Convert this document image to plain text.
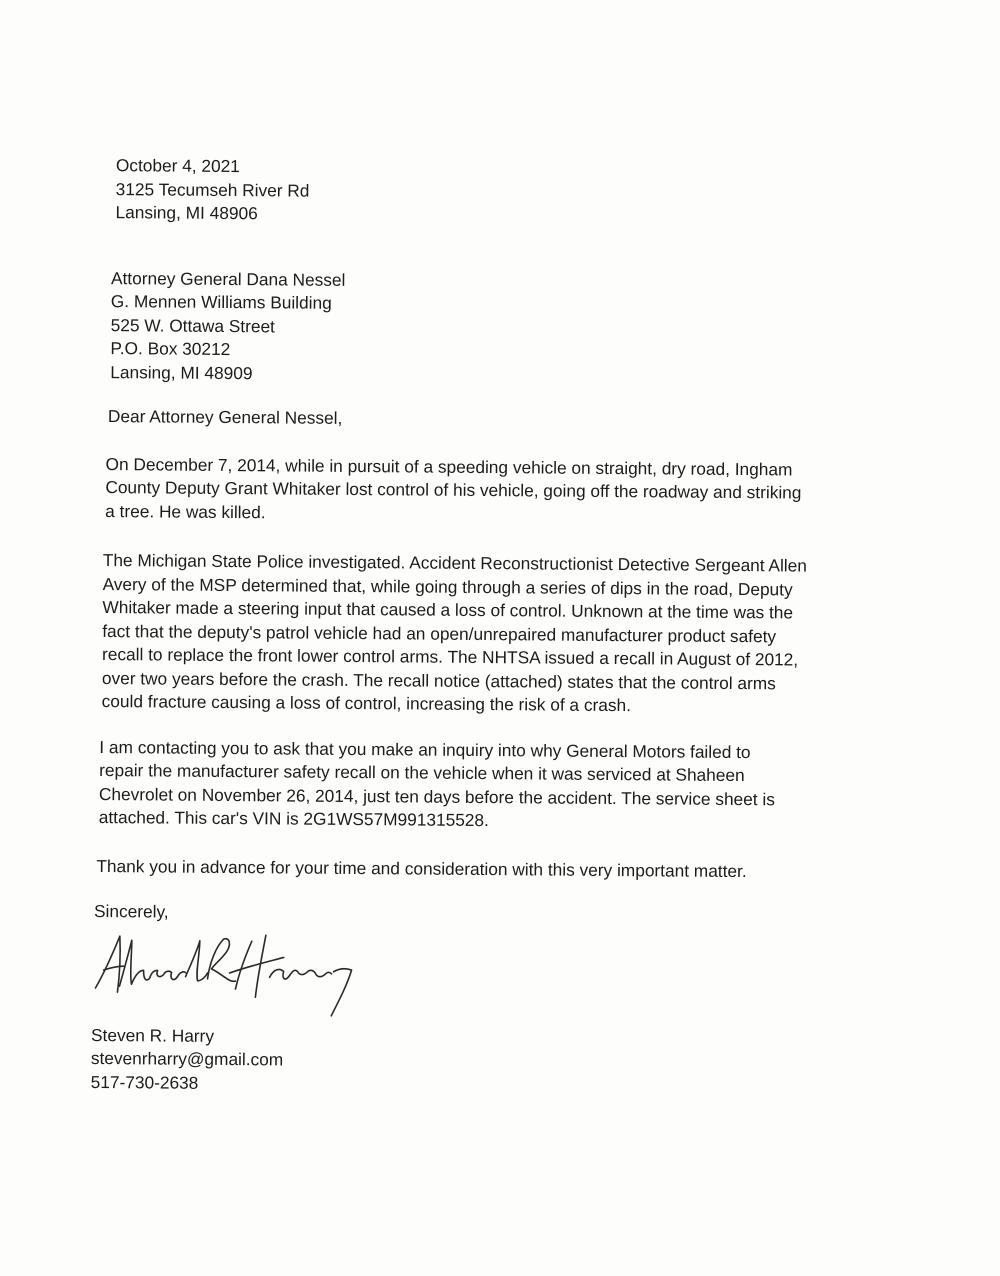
October 4, 2021
3125 Tecumseh River Rd
Lansing, MI 48906
Attorney General Dana Nessel
G. Mennen Williams Building
525 W. Ottawa Street
P.O. Box 30212
Lansing, MI 48909
Dear Attorney General Nessel,
On December 7, 2014, while in pursuit of a speeding vehicle on straight, dry road, Ingham
County Deputy Grant Whitaker lost control of his vehicle, going off the roadway and striking
a tree. He was killed.
The Michigan State Police investigated. Accident Reconstructionist Detective Sergeant Allen
Avery of the MSP determined that, while going through a series of dips in the road, Deputy
Whitaker made a steering input that caused a loss of control. Unknown at the time was the
fact that the deputy's patrol vehicle had an open/unrepaired manufacturer product safety
recall to replace the front lower control arms. The NHTSA issued a recall in August of 2012,
over two years before the crash. The recall notice (attached) states that the control arms
could fracture causing a loss of control, increasing the risk of a crash.
I am contacting you to ask that you make an inquiry into why General Motors failed to
repair the manufacturer safety recall on the vehicle when it was serviced at Shaheen
Chevrolet on November 26, 2014, just ten days before the accident. The service sheet is
attached. This car's VIN is 2G1WS57M991315528.
Thank you in advance for your time and consideration with this very important matter.
Sincerely,
Steven R. Harry
stevenrharry@gmail.com
517-730-2638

------------------------------------------------

- _Given problem_
Restate every record exactly, please; do not copy the pictures.

- _Output below_
Convert this document image to plain text.
October 4, 2021
3125 Tecumseh River Rd
Lansing, MI 48906
Attorney General Dana Nessel
G. Mennen Williams Building
525 W. Ottawa Street
P.O. Box 30212
Lansing, MI 48909
Dear Attorney General Nessel,
On December 7, 2014, while in pursuit of a speeding vehicle on straight, dry road, Ingham
County Deputy Grant Whitaker lost control of his vehicle, going off the roadway and striking
a tree. He was killed.
The Michigan State Police investigated. Accident Reconstructionist Detective Sergeant Allen
Avery of the MSP determined that, while going through a series of dips in the road, Deputy
Whitaker made a steering input that caused a loss of control. Unknown at the time was the
fact that the deputy's patrol vehicle had an open/unrepaired manufacturer product safety
recall to replace the front lower control arms. The NHTSA issued a recall in August of 2012,
over two years before the crash. The recall notice (attached) states that the control arms
could fracture causing a loss of control, increasing the risk of a crash.
I am contacting you to ask that you make an inquiry into why General Motors failed to
repair the manufacturer safety recall on the vehicle when it was serviced at Shaheen
Chevrolet on November 26, 2014, just ten days before the accident. The service sheet is
attached. This car's VIN is 2G1WS57M991315528.
Thank you in advance for your time and consideration with this very important matter.
Sincerely,
Steven R. Harry
stevenrharry@gmail.com
517-730-2638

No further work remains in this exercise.